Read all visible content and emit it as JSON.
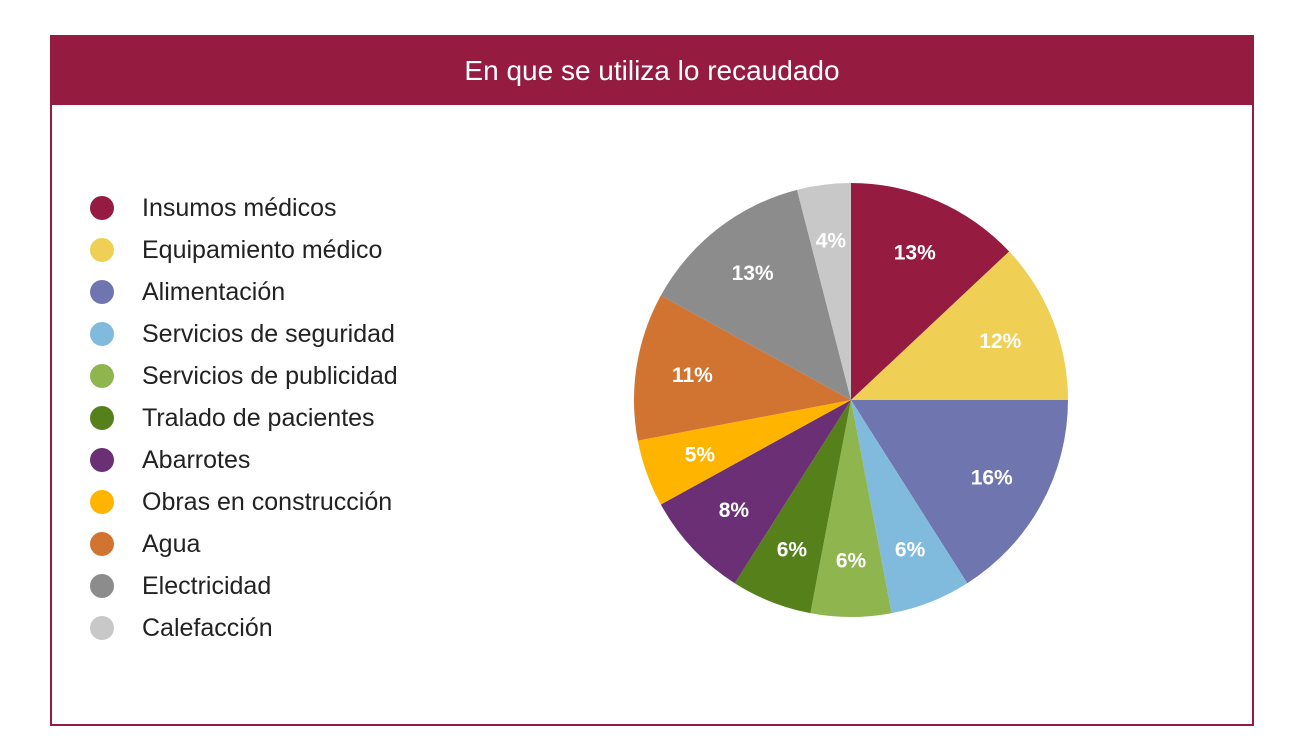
{
  "chart_data": {
    "type": "pie",
    "title": "En que se utiliza lo recaudado",
    "legend_position": "left",
    "slices": [
      {
        "label": "Insumos médicos",
        "value": 13,
        "value_label": "13%",
        "color": "#951c40"
      },
      {
        "label": "Equipamiento médico",
        "value": 12,
        "value_label": "12%",
        "color": "#f0cf55"
      },
      {
        "label": "Alimentación",
        "value": 16,
        "value_label": "16%",
        "color": "#6f75ae"
      },
      {
        "label": "Servicios de seguridad",
        "value": 6,
        "value_label": "6%",
        "color": "#80bbdd"
      },
      {
        "label": "Servicios de publicidad",
        "value": 6,
        "value_label": "6%",
        "color": "#8fb54f"
      },
      {
        "label": "Tralado de pacientes",
        "value": 6,
        "value_label": "6%",
        "color": "#55801a"
      },
      {
        "label": "Abarrotes",
        "value": 8,
        "value_label": "8%",
        "color": "#6a2f74"
      },
      {
        "label": "Obras en construcción",
        "value": 5,
        "value_label": "5%",
        "color": "#ffb400"
      },
      {
        "label": "Agua",
        "value": 11,
        "value_label": "11%",
        "color": "#d17431"
      },
      {
        "label": "Electricidad",
        "value": 13,
        "value_label": "13%",
        "color": "#8c8c8c"
      },
      {
        "label": "Calefacción",
        "value": 4,
        "value_label": "4%",
        "color": "#c8c8c8"
      }
    ]
  }
}
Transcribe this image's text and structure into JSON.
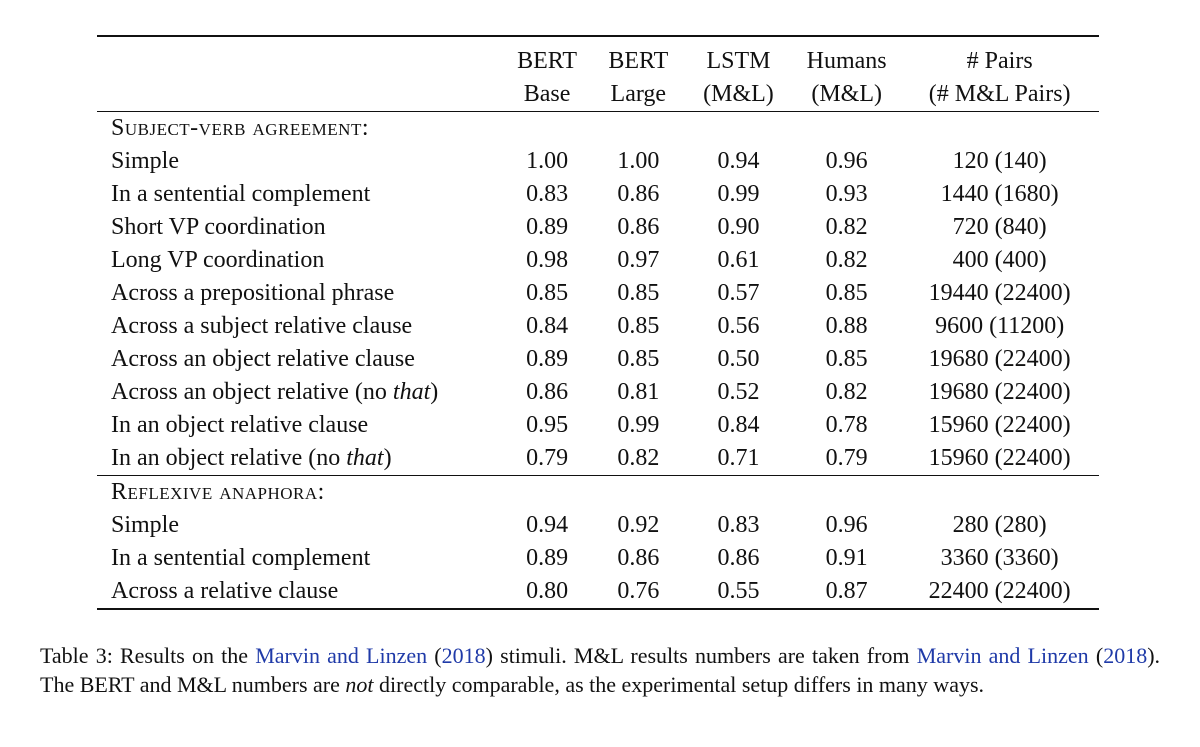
· · · · ·
Written instruction:
Go through the entries above and copy every line containing "color".

Exercise result:
        "color": "#951c40"
        "color": "#f0cf55"
        "color": "#6f75ae"
        "color": "#80bbdd"
        "color": "#8fb54f"
        "color": "#55801a"
        "color": "#6a2f74"
        "color": "#ffb400"
        "color": "#d17431"
        "color": "#8c8c8c"
        "color": "#c8c8c8"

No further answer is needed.